*** Data provided Section Begins ***
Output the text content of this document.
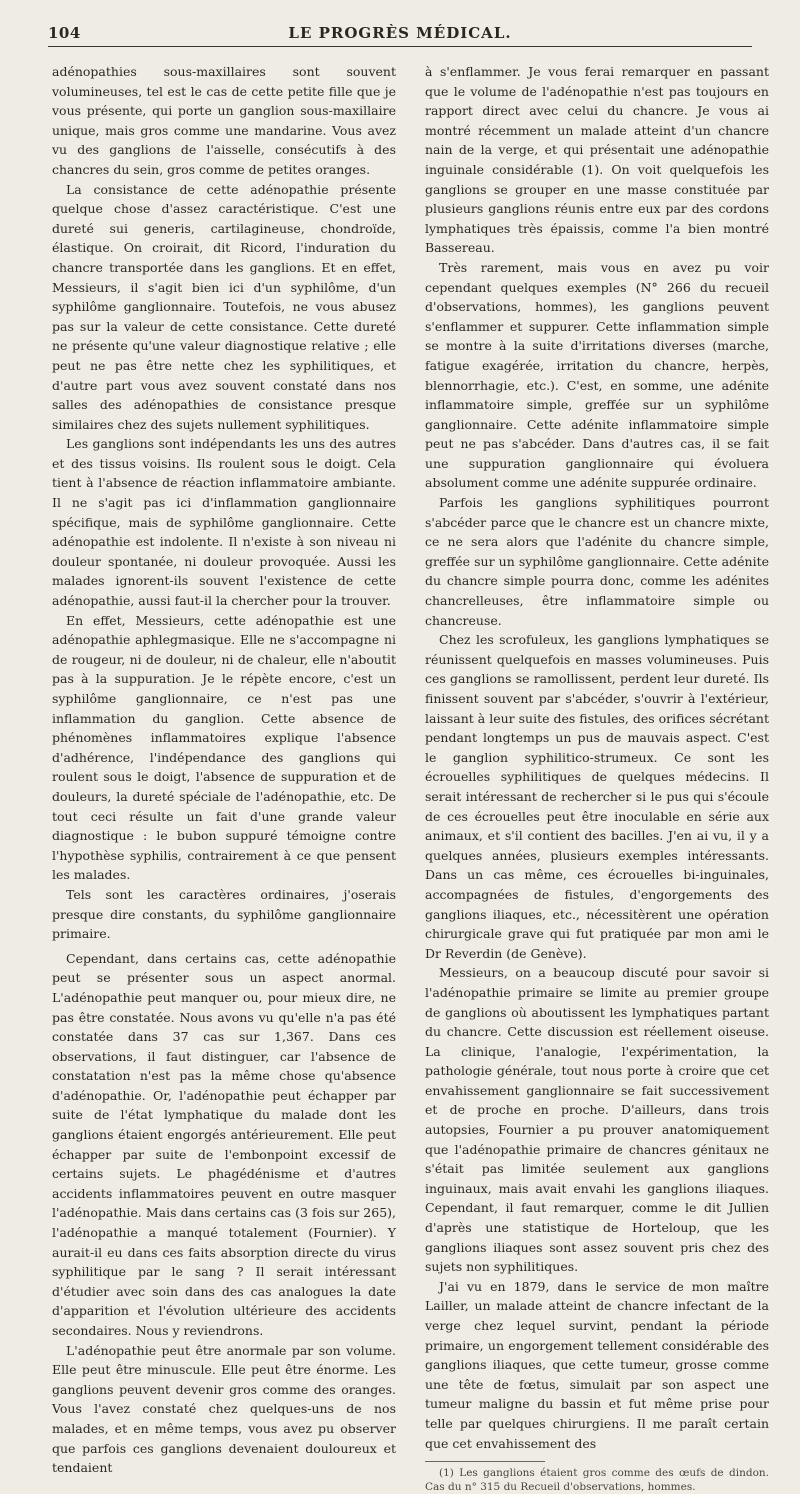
104	LE PROGRÈS MÉDICAL.

adénopathies sous-maxillaires sont souvent volumineuses, tel est le cas de cette petite fille que je vous présente, qui porte un ganglion sous-maxillaire unique, mais gros comme une mandarine. Vous avez vu des ganglions de l'aisselle, consécutifs à des chancres du sein, gros comme de petites oranges.

La consistance de cette adénopathie présente quelque chose d'assez caractéristique. C'est une dureté sui generis, cartilagineuse, chondroïde, élastique. On croirait, dit Ricord, l'induration du chancre transportée dans les ganglions. Et en effet, Messieurs, il s'agit bien ici d'un syphilôme, d'un syphilôme ganglionnaire. Toutefois, ne vous abusez pas sur la valeur de cette consistance. Cette dureté ne présente qu'une valeur diagnostique relative ; elle peut ne pas être nette chez les syphilitiques, et d'autre part vous avez souvent constaté dans nos salles des adénopathies de consistance presque similaires chez des sujets nullement syphilitiques.

Les ganglions sont indépendants les uns des autres et des tissus voisins. Ils roulent sous le doigt. Cela tient à l'absence de réaction inflammatoire ambiante. Il ne s'agit pas ici d'inflammation ganglionnaire spécifique, mais de syphilôme ganglionnaire. Cette adénopathie est indolente. Il n'existe à son niveau ni douleur spontanée, ni douleur provoquée. Aussi les malades ignorent-ils souvent l'existence de cette adénopathie, aussi faut-il la chercher pour la trouver.

En effet, Messieurs, cette adénopathie est une adénopathie aphlegmasique. Elle ne s'accompagne ni de rougeur, ni de douleur, ni de chaleur, elle n'aboutit pas à la suppuration. Je le répète encore, c'est un syphilôme ganglionnaire, ce n'est pas une inflammation du ganglion. Cette absence de phénomènes inflammatoires explique l'absence d'adhérence, l'indépendance des ganglions qui roulent sous le doigt, l'absence de suppuration et de douleurs, la dureté spéciale de l'adénopathie, etc. De tout ceci résulte un fait d'une grande valeur diagnostique : le bubon suppuré témoigne contre l'hypothèse syphilis, contrairement à ce que pensent les malades.

Tels sont les caractères ordinaires, j'oserais presque dire constants, du syphilôme ganglionnaire primaire.

Cependant, dans certains cas, cette adénopathie peut se présenter sous un aspect anormal. L'adénopathie peut manquer ou, pour mieux dire, ne pas être constatée. Nous avons vu qu'elle n'a pas été constatée dans 37 cas sur 1,367. Dans ces observations, il faut distinguer, car l'absence de constatation n'est pas la même chose qu'absence d'adénopathie. Or, l'adénopathie peut échapper par suite de l'état lymphatique du malade dont les ganglions étaient engorgés antérieurement. Elle peut échapper par suite de l'embonpoint excessif de certains sujets. Le phagédénisme et d'autres accidents inflammatoires peuvent en outre masquer l'adénopathie. Mais dans certains cas (3 fois sur 265), l'adénopathie a manqué totalement (Fournier). Y aurait-il eu dans ces faits absorption directe du virus syphilitique par le sang ? Il serait intéressant d'étudier avec soin dans des cas analogues la date d'apparition et l'évolution ultérieure des accidents secondaires. Nous y reviendrons.

L'adénopathie peut être anormale par son volume. Elle peut être minuscule. Elle peut être énorme. Les ganglions peuvent devenir gros comme des oranges. Vous l'avez constaté chez quelques-uns de nos malades, et en même temps, vous avez pu observer que parfois ces ganglions devenaient douloureux et tendaient

à s'enflammer. Je vous ferai remarquer en passant que le volume de l'adénopathie n'est pas toujours en rapport direct avec celui du chancre. Je vous ai montré récemment un malade atteint d'un chancre nain de la verge, et qui présentait une adénopathie inguinale considérable (1). On voit quelquefois les ganglions se grouper en une masse constituée par plusieurs ganglions réunis entre eux par des cordons lymphatiques très épaissis, comme l'a bien montré Bassereau.

Très rarement, mais vous en avez pu voir cependant quelques exemples (N° 266 du recueil d'observations, hommes), les ganglions peuvent s'enflammer et suppurer. Cette inflammation simple se montre à la suite d'irritations diverses (marche, fatigue exagérée, irritation du chancre, herpès, blennorrhagie, etc.). C'est, en somme, une adénite inflammatoire simple, greffée sur un syphilôme ganglionnaire. Cette adénite inflammatoire simple peut ne pas s'abcéder. Dans d'autres cas, il se fait une suppuration ganglionnaire qui évoluera absolument comme une adénite suppurée ordinaire.

Parfois les ganglions syphilitiques pourront s'abcéder parce que le chancre est un chancre mixte, ce ne sera alors que l'adénite du chancre simple, greffée sur un syphilôme ganglionnaire. Cette adénite du chancre simple pourra donc, comme les adénites chancrelleuses, être inflammatoire simple ou chancreuse.

Chez les scrofuleux, les ganglions lymphatiques se réunissent quelquefois en masses volumineuses. Puis ces ganglions se ramollissent, perdent leur dureté. Ils finissent souvent par s'abcéder, s'ouvrir à l'extérieur, laissant à leur suite des fistules, des orifices sécrétant pendant longtemps un pus de mauvais aspect. C'est le ganglion syphilitico-strumeux. Ce sont les écrouelles syphilitiques de quelques médecins. Il serait intéressant de rechercher si le pus qui s'écoule de ces écrouelles peut être inoculable en série aux animaux, et s'il contient des bacilles. J'en ai vu, il y a quelques années, plusieurs exemples intéressants. Dans un cas même, ces écrouelles bi-inguinales, accompagnées de fistules, d'engorgements des ganglions iliaques, etc., nécessitèrent une opération chirurgicale grave qui fut pratiquée par mon ami le Dr Reverdin (de Genève).

Messieurs, on a beaucoup discuté pour savoir si l'adénopathie primaire se limite au premier groupe de ganglions où aboutissent les lymphatiques partant du chancre. Cette discussion est réellement oiseuse. La clinique, l'analogie, l'expérimentation, la pathologie générale, tout nous porte à croire que cet envahissement ganglionnaire se fait successivement et de proche en proche. D'ailleurs, dans trois autopsies, Fournier a pu prouver anatomiquement que l'adénopathie primaire de chancres génitaux ne s'était pas limitée seulement aux ganglions inguinaux, mais avait envahi les ganglions iliaques. Cependant, il faut remarquer, comme le dit Jullien d'après une statistique de Horteloup, que les ganglions iliaques sont assez souvent pris chez des sujets non syphilitiques.

J'ai vu en 1879, dans le service de mon maître Lailler, un malade atteint de chancre infectant de la verge chez lequel survint, pendant la période primaire, un engorgement tellement considérable des ganglions iliaques, que cette tumeur, grosse comme une tête de fœtus, simulait par son aspect une tumeur maligne du bassin et fut même prise pour telle par quelques chirurgiens. Il me paraît certain que cet envahissement des

(1) Les ganglions étaient gros comme des œufs de dindon. Cas du n° 315 du Recueil d'observations, hommes.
*** Data provided Section Ends ***
**Your task:**
What is needed here is an exact transcript of the data above, pictures excluded.

**Answer to this task:**
Output the text content of this document.
104	LE PROGRÈS MÉDICAL.

adénopathies sous-maxillaires sont souvent volumineuses, tel est le cas de cette petite fille que je vous présente, qui porte un ganglion sous-maxillaire unique, mais gros comme une mandarine. Vous avez vu des ganglions de l'aisselle, consécutifs à des chancres du sein, gros comme de petites oranges.

La consistance de cette adénopathie présente quelque chose d'assez caractéristique. C'est une dureté sui generis, cartilagineuse, chondroïde, élastique. On croirait, dit Ricord, l'induration du chancre transportée dans les ganglions. Et en effet, Messieurs, il s'agit bien ici d'un syphilôme, d'un syphilôme ganglionnaire. Toutefois, ne vous abusez pas sur la valeur de cette consistance. Cette dureté ne présente qu'une valeur diagnostique relative ; elle peut ne pas être nette chez les syphilitiques, et d'autre part vous avez souvent constaté dans nos salles des adénopathies de consistance presque similaires chez des sujets nullement syphilitiques.

Les ganglions sont indépendants les uns des autres et des tissus voisins. Ils roulent sous le doigt. Cela tient à l'absence de réaction inflammatoire ambiante. Il ne s'agit pas ici d'inflammation ganglionnaire spécifique, mais de syphilôme ganglionnaire. Cette adénopathie est indolente. Il n'existe à son niveau ni douleur spontanée, ni douleur provoquée. Aussi les malades ignorent-ils souvent l'existence de cette adénopathie, aussi faut-il la chercher pour la trouver.

En effet, Messieurs, cette adénopathie est une adénopathie aphlegmasique. Elle ne s'accompagne ni de rougeur, ni de douleur, ni de chaleur, elle n'aboutit pas à la suppuration. Je le répète encore, c'est un syphilôme ganglionnaire, ce n'est pas une inflammation du ganglion. Cette absence de phénomènes inflammatoires explique l'absence d'adhérence, l'indépendance des ganglions qui roulent sous le doigt, l'absence de suppuration et de douleurs, la dureté spéciale de l'adénopathie, etc. De tout ceci résulte un fait d'une grande valeur diagnostique : le bubon suppuré témoigne contre l'hypothèse syphilis, contrairement à ce que pensent les malades.

Tels sont les caractères ordinaires, j'oserais presque dire constants, du syphilôme ganglionnaire primaire.

Cependant, dans certains cas, cette adénopathie peut se présenter sous un aspect anormal. L'adénopathie peut manquer ou, pour mieux dire, ne pas être constatée. Nous avons vu qu'elle n'a pas été constatée dans 37 cas sur 1,367. Dans ces observations, il faut distinguer, car l'absence de constatation n'est pas la même chose qu'absence d'adénopathie. Or, l'adénopathie peut échapper par suite de l'état lymphatique du malade dont les ganglions étaient engorgés antérieurement. Elle peut échapper par suite de l'embonpoint excessif de certains sujets. Le phagédénisme et d'autres accidents inflammatoires peuvent en outre masquer l'adénopathie. Mais dans certains cas (3 fois sur 265), l'adénopathie a manqué totalement (Fournier). Y aurait-il eu dans ces faits absorption directe du virus syphilitique par le sang ? Il serait intéressant d'étudier avec soin dans des cas analogues la date d'apparition et l'évolution ultérieure des accidents secondaires. Nous y reviendrons.

L'adénopathie peut être anormale par son volume. Elle peut être minuscule. Elle peut être énorme. Les ganglions peuvent devenir gros comme des oranges. Vous l'avez constaté chez quelques-uns de nos malades, et en même temps, vous avez pu observer que parfois ces ganglions devenaient douloureux et tendaient

à s'enflammer. Je vous ferai remarquer en passant que le volume de l'adénopathie n'est pas toujours en rapport direct avec celui du chancre. Je vous ai montré récemment un malade atteint d'un chancre nain de la verge, et qui présentait une adénopathie inguinale considérable (1). On voit quelquefois les ganglions se grouper en une masse constituée par plusieurs ganglions réunis entre eux par des cordons lymphatiques très épaissis, comme l'a bien montré Bassereau.

Très rarement, mais vous en avez pu voir cependant quelques exemples (N° 266 du recueil d'observations, hommes), les ganglions peuvent s'enflammer et suppurer. Cette inflammation simple se montre à la suite d'irritations diverses (marche, fatigue exagérée, irritation du chancre, herpès, blennorrhagie, etc.). C'est, en somme, une adénite inflammatoire simple, greffée sur un syphilôme ganglionnaire. Cette adénite inflammatoire simple peut ne pas s'abcéder. Dans d'autres cas, il se fait une suppuration ganglionnaire qui évoluera absolument comme une adénite suppurée ordinaire.

Parfois les ganglions syphilitiques pourront s'abcéder parce que le chancre est un chancre mixte, ce ne sera alors que l'adénite du chancre simple, greffée sur un syphilôme ganglionnaire. Cette adénite du chancre simple pourra donc, comme les adénites chancrelleuses, être inflammatoire simple ou chancreuse.

Chez les scrofuleux, les ganglions lymphatiques se réunissent quelquefois en masses volumineuses. Puis ces ganglions se ramollissent, perdent leur dureté. Ils finissent souvent par s'abcéder, s'ouvrir à l'extérieur, laissant à leur suite des fistules, des orifices sécrétant pendant longtemps un pus de mauvais aspect. C'est le ganglion syphilitico-strumeux. Ce sont les écrouelles syphilitiques de quelques médecins. Il serait intéressant de rechercher si le pus qui s'écoule de ces écrouelles peut être inoculable en série aux animaux, et s'il contient des bacilles. J'en ai vu, il y a quelques années, plusieurs exemples intéressants. Dans un cas même, ces écrouelles bi-inguinales, accompagnées de fistules, d'engorgements des ganglions iliaques, etc., nécessitèrent une opération chirurgicale grave qui fut pratiquée par mon ami le Dr Reverdin (de Genève).

Messieurs, on a beaucoup discuté pour savoir si l'adénopathie primaire se limite au premier groupe de ganglions où aboutissent les lymphatiques partant du chancre. Cette discussion est réellement oiseuse. La clinique, l'analogie, l'expérimentation, la pathologie générale, tout nous porte à croire que cet envahissement ganglionnaire se fait successivement et de proche en proche. D'ailleurs, dans trois autopsies, Fournier a pu prouver anatomiquement que l'adénopathie primaire de chancres génitaux ne s'était pas limitée seulement aux ganglions inguinaux, mais avait envahi les ganglions iliaques. Cependant, il faut remarquer, comme le dit Jullien d'après une statistique de Horteloup, que les ganglions iliaques sont assez souvent pris chez des sujets non syphilitiques.

J'ai vu en 1879, dans le service de mon maître Lailler, un malade atteint de chancre infectant de la verge chez lequel survint, pendant la période primaire, un engorgement tellement considérable des ganglions iliaques, que cette tumeur, grosse comme une tête de fœtus, simulait par son aspect une tumeur maligne du bassin et fut même prise pour telle par quelques chirurgiens. Il me paraît certain que cet envahissement des

(1) Les ganglions étaient gros comme des œufs de dindon. Cas du n° 315 du Recueil d'observations, hommes.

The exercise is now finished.